---------- Given entries

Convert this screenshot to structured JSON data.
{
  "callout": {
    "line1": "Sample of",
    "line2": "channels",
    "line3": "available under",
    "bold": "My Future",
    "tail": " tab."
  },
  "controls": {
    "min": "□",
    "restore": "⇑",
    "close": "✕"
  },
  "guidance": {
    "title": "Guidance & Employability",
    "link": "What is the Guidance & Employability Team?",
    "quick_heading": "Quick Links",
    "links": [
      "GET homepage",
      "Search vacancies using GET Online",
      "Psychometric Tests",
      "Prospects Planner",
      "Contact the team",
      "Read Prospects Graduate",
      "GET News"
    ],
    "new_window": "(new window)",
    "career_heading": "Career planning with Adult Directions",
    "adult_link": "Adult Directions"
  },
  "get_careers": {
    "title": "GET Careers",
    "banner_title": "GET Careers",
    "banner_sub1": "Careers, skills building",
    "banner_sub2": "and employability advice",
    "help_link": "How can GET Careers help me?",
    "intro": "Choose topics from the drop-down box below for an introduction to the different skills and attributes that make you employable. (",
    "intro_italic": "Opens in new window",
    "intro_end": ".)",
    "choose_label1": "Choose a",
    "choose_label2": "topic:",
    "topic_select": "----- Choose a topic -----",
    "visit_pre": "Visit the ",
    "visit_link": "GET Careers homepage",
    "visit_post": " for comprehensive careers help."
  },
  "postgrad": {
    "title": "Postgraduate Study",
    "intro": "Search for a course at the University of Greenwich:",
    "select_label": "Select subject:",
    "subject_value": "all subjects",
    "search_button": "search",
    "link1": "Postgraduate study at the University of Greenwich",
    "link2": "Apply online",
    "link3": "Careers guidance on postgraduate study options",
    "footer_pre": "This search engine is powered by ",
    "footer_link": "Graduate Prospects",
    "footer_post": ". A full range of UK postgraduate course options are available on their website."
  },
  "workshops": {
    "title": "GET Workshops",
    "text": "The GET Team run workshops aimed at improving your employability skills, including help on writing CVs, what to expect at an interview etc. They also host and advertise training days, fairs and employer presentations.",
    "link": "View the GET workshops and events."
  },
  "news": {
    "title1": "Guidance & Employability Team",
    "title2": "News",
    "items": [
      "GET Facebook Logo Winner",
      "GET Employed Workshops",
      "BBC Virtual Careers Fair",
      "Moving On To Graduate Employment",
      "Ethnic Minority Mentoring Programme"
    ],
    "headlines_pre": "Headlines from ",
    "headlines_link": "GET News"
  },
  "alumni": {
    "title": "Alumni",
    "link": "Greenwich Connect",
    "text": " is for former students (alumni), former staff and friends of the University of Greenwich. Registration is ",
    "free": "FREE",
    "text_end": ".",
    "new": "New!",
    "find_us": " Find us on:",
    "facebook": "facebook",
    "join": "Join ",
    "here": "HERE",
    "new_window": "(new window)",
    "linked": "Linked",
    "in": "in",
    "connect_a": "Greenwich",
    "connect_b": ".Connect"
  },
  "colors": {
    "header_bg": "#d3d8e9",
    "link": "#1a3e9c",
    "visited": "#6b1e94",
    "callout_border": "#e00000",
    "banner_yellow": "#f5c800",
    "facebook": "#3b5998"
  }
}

--------------------

- What to produce -
Restate the data above word for word.

- Task output -
Convert this screenshot to structured JSON data.
{
  "callout": {
    "line1": "Sample of",
    "line2": "channels",
    "line3": "available under",
    "bold": "My Future",
    "tail": " tab."
  },
  "controls": {
    "min": "□",
    "restore": "⇑",
    "close": "✕"
  },
  "guidance": {
    "title": "Guidance & Employability",
    "link": "What is the Guidance & Employability Team?",
    "quick_heading": "Quick Links",
    "links": [
      "GET homepage",
      "Search vacancies using GET Online",
      "Psychometric Tests",
      "Prospects Planner",
      "Contact the team",
      "Read Prospects Graduate",
      "GET News"
    ],
    "new_window": "(new window)",
    "career_heading": "Career planning with Adult Directions",
    "adult_link": "Adult Directions"
  },
  "get_careers": {
    "title": "GET Careers",
    "banner_title": "GET Careers",
    "banner_sub1": "Careers, skills building",
    "banner_sub2": "and employability advice",
    "help_link": "How can GET Careers help me?",
    "intro": "Choose topics from the drop-down box below for an introduction to the different skills and attributes that make you employable. (",
    "intro_italic": "Opens in new window",
    "intro_end": ".)",
    "choose_label1": "Choose a",
    "choose_label2": "topic:",
    "topic_select": "----- Choose a topic -----",
    "visit_pre": "Visit the ",
    "visit_link": "GET Careers homepage",
    "visit_post": " for comprehensive careers help."
  },
  "postgrad": {
    "title": "Postgraduate Study",
    "intro": "Search for a course at the University of Greenwich:",
    "select_label": "Select subject:",
    "subject_value": "all subjects",
    "search_button": "search",
    "link1": "Postgraduate study at the University of Greenwich",
    "link2": "Apply online",
    "link3": "Careers guidance on postgraduate study options",
    "footer_pre": "This search engine is powered by ",
    "footer_link": "Graduate Prospects",
    "footer_post": ". A full range of UK postgraduate course options are available on their website."
  },
  "workshops": {
    "title": "GET Workshops",
    "text": "The GET Team run workshops aimed at improving your employability skills, including help on writing CVs, what to expect at an interview etc. They also host and advertise training days, fairs and employer presentations.",
    "link": "View the GET workshops and events."
  },
  "news": {
    "title1": "Guidance & Employability Team",
    "title2": "News",
    "items": [
      "GET Facebook Logo Winner",
      "GET Employed Workshops",
      "BBC Virtual Careers Fair",
      "Moving On To Graduate Employment",
      "Ethnic Minority Mentoring Programme"
    ],
    "headlines_pre": "Headlines from ",
    "headlines_link": "GET News"
  },
  "alumni": {
    "title": "Alumni",
    "link": "Greenwich Connect",
    "text": " is for former students (alumni), former staff and friends of the University of Greenwich. Registration is ",
    "free": "FREE",
    "text_end": ".",
    "new": "New!",
    "find_us": " Find us on:",
    "facebook": "facebook",
    "join": "Join ",
    "here": "HERE",
    "new_window": "(new window)",
    "linked": "Linked",
    "in": "in",
    "connect_a": "Greenwich",
    "connect_b": ".Connect"
  },
  "colors": {
    "header_bg": "#d3d8e9",
    "link": "#1a3e9c",
    "visited": "#6b1e94",
    "callout_border": "#e00000",
    "banner_yellow": "#f5c800",
    "facebook": "#3b5998"
  }
}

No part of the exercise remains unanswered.